**EXERCISE DESCRIPTION**
Consider the records below. How many of their lines include the word "rates"? State the number and nothing else.

**EXERCISE MATERIALS**
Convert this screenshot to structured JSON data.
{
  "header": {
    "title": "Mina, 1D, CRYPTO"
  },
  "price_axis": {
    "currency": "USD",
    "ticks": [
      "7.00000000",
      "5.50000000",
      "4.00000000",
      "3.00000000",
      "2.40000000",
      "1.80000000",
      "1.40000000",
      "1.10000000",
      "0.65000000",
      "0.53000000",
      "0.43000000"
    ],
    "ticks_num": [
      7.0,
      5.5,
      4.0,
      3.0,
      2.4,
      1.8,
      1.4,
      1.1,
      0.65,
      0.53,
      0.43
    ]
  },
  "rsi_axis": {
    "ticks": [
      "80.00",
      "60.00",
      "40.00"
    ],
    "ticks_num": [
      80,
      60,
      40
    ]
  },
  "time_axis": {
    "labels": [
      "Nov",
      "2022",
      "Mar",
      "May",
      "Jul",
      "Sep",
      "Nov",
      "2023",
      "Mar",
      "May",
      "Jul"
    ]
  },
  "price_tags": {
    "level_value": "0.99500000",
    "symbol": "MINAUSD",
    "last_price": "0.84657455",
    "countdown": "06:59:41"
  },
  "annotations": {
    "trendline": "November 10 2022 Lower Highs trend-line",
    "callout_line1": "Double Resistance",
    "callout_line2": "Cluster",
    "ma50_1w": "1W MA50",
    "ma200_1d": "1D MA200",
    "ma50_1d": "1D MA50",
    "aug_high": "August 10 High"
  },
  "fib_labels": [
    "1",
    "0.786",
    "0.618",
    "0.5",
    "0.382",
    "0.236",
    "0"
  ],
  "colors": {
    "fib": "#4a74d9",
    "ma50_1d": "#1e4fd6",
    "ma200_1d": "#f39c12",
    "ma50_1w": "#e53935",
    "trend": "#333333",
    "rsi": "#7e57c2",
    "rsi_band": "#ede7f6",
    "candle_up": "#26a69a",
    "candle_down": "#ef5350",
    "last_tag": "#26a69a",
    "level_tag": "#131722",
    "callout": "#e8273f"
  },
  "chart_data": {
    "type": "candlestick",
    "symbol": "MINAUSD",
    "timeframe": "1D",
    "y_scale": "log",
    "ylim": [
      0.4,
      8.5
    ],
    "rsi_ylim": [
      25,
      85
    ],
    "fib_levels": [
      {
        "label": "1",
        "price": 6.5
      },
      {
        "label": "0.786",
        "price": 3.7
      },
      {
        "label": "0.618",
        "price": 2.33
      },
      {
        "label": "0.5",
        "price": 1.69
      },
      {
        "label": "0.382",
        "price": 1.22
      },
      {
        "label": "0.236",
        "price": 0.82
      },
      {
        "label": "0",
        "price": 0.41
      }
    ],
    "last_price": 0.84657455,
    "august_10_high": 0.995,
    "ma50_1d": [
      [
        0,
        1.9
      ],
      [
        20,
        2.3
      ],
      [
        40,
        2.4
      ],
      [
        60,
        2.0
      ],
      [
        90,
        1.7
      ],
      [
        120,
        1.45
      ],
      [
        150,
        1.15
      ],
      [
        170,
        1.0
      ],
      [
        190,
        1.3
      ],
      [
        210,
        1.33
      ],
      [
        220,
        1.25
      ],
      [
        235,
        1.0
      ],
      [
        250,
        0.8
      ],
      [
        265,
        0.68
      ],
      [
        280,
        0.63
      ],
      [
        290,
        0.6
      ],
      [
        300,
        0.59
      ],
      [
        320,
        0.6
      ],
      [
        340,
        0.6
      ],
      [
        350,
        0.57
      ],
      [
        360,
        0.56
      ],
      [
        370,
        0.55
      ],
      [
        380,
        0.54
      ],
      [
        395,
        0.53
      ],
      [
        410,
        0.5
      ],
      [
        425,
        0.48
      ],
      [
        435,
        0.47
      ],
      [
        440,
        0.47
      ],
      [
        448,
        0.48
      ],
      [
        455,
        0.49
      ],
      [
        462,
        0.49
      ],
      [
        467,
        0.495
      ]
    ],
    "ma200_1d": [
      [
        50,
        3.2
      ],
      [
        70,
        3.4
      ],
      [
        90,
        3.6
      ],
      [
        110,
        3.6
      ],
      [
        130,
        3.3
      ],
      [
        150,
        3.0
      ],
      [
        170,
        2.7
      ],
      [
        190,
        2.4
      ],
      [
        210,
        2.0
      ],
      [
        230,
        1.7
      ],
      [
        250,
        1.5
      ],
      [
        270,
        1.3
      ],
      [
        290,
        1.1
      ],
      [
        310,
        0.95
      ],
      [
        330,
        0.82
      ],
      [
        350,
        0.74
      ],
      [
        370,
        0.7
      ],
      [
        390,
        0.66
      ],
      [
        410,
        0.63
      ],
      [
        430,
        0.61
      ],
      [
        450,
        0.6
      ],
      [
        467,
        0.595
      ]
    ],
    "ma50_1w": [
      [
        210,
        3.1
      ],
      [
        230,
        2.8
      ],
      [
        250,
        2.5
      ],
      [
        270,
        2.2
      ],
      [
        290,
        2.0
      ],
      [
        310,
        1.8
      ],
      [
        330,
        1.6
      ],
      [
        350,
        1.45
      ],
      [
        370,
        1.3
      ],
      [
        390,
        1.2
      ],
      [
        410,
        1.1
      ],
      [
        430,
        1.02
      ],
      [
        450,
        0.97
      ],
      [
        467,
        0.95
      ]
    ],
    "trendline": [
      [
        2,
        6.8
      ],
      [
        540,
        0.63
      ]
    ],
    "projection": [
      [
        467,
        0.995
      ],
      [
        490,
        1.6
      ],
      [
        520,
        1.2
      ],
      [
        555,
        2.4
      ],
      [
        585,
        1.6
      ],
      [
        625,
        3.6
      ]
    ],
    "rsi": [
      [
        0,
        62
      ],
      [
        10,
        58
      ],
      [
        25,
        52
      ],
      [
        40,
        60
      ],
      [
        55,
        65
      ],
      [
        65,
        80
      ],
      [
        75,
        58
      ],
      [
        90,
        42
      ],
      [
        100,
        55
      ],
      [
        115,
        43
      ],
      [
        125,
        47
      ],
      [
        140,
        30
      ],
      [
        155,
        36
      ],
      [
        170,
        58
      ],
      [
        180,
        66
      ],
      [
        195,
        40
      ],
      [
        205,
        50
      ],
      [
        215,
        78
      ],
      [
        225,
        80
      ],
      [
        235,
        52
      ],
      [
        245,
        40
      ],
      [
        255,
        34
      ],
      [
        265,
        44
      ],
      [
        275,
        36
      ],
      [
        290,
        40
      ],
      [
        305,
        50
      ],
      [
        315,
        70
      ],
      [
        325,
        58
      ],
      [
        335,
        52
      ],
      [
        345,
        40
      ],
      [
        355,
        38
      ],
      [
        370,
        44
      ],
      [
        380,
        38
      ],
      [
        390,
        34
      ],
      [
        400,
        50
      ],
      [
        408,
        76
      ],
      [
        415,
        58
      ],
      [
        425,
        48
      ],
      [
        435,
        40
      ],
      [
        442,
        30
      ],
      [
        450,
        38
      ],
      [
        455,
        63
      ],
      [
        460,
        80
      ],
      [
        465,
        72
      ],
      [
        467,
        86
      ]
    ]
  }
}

---

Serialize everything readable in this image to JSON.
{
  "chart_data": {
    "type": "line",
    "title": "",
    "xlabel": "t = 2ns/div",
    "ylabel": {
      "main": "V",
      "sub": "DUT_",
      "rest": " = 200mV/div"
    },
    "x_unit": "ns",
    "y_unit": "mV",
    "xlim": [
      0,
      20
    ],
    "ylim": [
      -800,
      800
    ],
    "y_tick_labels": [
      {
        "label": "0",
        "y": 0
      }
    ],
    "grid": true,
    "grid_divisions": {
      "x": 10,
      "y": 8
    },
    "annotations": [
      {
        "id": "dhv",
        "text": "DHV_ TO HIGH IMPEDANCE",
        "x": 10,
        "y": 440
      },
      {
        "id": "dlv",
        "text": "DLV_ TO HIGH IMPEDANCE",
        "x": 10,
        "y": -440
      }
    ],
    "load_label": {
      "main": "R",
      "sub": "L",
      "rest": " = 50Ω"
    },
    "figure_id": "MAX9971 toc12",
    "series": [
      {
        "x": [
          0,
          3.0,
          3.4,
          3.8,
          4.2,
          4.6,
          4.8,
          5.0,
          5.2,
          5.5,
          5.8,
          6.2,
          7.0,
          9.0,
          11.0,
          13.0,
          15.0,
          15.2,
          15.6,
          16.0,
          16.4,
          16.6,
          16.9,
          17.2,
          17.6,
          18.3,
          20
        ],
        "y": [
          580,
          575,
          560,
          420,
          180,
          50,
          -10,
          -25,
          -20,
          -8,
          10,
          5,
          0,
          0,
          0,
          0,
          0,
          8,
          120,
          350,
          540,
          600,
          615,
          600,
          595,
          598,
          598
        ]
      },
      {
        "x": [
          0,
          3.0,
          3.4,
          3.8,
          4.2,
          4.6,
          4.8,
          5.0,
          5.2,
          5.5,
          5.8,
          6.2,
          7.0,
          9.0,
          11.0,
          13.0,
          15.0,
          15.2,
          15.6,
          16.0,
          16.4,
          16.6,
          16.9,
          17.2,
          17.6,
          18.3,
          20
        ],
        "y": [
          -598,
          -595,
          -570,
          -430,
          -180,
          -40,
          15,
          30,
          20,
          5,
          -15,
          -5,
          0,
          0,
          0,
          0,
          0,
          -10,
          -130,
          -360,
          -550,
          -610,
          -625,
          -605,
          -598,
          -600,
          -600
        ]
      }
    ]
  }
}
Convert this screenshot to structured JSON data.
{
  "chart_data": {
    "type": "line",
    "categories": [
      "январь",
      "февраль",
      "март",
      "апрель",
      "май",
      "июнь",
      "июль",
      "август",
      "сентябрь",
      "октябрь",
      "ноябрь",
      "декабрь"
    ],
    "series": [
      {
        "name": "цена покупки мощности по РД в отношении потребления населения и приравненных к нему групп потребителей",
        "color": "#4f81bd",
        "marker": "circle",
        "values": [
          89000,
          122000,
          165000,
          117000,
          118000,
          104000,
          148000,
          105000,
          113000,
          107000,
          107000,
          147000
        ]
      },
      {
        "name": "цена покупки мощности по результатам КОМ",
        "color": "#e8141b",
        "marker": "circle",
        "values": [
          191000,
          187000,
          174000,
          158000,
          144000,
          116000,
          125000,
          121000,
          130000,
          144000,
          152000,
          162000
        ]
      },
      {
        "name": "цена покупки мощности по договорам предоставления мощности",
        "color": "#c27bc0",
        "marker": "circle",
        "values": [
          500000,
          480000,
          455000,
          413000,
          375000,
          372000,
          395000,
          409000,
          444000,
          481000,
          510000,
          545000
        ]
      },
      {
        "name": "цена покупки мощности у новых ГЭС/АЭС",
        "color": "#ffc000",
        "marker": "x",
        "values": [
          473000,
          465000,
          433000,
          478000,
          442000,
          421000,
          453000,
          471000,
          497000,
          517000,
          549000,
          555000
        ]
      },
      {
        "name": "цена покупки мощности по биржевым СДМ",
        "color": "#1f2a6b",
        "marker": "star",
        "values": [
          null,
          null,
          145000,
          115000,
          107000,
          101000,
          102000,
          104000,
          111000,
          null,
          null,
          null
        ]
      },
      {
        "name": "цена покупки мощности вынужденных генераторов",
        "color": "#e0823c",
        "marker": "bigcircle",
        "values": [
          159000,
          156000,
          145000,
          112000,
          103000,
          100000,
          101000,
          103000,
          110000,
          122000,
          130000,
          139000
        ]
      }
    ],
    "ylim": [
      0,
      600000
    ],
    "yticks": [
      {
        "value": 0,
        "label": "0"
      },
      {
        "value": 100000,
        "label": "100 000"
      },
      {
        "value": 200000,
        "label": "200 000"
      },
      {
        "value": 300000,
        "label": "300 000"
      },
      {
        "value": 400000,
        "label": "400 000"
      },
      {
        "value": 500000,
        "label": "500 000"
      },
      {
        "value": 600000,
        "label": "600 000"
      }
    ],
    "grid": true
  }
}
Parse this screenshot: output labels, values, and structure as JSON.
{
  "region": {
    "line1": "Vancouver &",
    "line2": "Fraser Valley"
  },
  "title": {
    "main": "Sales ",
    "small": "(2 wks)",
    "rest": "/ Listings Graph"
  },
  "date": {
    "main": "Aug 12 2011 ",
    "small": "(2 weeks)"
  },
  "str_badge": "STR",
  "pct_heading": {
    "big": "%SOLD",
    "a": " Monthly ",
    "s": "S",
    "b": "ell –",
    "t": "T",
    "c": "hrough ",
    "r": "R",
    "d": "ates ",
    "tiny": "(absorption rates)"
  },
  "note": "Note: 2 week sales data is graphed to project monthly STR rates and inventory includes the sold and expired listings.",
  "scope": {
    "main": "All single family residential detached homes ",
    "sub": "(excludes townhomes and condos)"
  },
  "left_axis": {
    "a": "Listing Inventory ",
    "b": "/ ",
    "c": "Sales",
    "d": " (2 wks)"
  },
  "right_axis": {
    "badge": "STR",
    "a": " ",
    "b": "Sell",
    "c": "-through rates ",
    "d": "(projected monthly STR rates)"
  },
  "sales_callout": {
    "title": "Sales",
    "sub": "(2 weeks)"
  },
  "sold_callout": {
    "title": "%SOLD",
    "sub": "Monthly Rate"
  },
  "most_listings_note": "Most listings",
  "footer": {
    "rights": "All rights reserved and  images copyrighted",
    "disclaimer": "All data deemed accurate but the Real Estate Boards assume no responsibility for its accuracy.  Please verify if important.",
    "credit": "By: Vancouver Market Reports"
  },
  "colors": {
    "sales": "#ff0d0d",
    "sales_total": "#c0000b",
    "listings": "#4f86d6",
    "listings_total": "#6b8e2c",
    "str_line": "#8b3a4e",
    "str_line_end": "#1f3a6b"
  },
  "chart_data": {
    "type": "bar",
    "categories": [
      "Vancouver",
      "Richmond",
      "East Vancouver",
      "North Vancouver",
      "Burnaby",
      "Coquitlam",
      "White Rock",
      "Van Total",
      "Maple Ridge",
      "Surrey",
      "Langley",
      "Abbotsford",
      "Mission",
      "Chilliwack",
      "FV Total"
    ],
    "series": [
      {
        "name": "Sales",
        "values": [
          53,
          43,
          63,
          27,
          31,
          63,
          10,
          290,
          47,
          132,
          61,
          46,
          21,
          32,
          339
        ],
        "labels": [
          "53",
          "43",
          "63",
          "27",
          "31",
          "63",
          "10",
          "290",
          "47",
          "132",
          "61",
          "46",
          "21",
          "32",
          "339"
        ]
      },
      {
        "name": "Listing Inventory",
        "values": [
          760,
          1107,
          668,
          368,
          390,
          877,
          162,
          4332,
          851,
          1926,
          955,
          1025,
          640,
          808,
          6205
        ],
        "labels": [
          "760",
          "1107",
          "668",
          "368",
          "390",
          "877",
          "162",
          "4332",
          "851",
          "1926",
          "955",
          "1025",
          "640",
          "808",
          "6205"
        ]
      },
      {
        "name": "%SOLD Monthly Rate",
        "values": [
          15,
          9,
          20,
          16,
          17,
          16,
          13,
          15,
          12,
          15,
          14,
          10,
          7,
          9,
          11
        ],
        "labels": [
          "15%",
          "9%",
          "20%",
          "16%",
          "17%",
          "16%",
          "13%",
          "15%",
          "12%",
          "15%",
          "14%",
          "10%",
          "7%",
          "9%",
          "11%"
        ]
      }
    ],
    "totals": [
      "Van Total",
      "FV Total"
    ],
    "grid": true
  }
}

**RESPONSE TO THIS TASK**
4